▶ GIVEN EXERCISE
In the data below, find every line with the string "системы" and pull it out.

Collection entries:
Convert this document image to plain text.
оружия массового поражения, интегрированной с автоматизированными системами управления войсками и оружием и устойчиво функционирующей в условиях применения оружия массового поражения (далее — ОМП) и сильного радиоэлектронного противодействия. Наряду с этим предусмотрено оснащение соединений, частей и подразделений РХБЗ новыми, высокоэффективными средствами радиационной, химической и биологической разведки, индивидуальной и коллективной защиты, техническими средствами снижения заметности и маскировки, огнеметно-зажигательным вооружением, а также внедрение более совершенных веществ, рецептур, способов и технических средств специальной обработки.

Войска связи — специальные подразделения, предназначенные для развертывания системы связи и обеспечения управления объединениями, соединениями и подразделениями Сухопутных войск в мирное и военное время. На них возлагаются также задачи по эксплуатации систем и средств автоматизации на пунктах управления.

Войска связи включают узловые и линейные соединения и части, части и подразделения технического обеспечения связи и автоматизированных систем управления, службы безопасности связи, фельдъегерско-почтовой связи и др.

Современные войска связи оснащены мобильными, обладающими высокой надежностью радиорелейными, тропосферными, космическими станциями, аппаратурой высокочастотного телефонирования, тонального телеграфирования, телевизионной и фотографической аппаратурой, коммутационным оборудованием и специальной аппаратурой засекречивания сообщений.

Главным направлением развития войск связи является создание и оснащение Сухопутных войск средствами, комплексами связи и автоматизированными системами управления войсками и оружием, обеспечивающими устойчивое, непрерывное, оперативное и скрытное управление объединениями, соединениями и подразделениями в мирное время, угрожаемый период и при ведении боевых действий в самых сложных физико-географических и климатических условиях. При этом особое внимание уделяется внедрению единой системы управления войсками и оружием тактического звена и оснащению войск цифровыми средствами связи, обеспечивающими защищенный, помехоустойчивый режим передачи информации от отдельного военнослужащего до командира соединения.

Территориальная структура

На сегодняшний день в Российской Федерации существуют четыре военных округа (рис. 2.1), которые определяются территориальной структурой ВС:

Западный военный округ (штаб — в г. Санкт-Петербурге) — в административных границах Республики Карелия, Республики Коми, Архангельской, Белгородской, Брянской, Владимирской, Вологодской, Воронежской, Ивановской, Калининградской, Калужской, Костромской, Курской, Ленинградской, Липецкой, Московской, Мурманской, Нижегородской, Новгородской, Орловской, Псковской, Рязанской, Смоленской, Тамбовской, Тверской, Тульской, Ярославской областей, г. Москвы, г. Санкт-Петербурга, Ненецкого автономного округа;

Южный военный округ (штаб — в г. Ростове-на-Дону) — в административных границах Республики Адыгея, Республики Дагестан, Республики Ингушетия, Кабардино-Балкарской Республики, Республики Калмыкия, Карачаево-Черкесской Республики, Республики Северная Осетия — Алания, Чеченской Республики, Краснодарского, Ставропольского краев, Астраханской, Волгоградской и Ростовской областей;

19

▶ SOLUTION TO THE EXERCISE
Войска связи — специальные подразделения, предназначенные для развертывания системы связи и обеспечения управления объединениями, соединениями и подразделениями Сухопутных войск в мирное и военное время. На них возлагаются также задачи по эксплуатации систем и средств автоматизации на пунктах управления.
Главным направлением развития войск связи является создание и оснащение Сухопутных войск средствами, комплексами связи и автоматизированными системами управления войсками и оружием, обеспечивающими устойчивое, непрерывное, оперативное и скрытное управление объединениями, соединениями и подразделениями в мирное время, угрожаемый период и при ведении боевых действий в самых сложных физико-географических и климатических условиях. При этом особое внимание уделяется внедрению единой системы управления войсками и оружием тактического звена и оснащению войск цифровыми средствами связи, обеспечивающими защищенный, помехоустойчивый режим передачи информации от отдельного военнослужащего до командира соединения.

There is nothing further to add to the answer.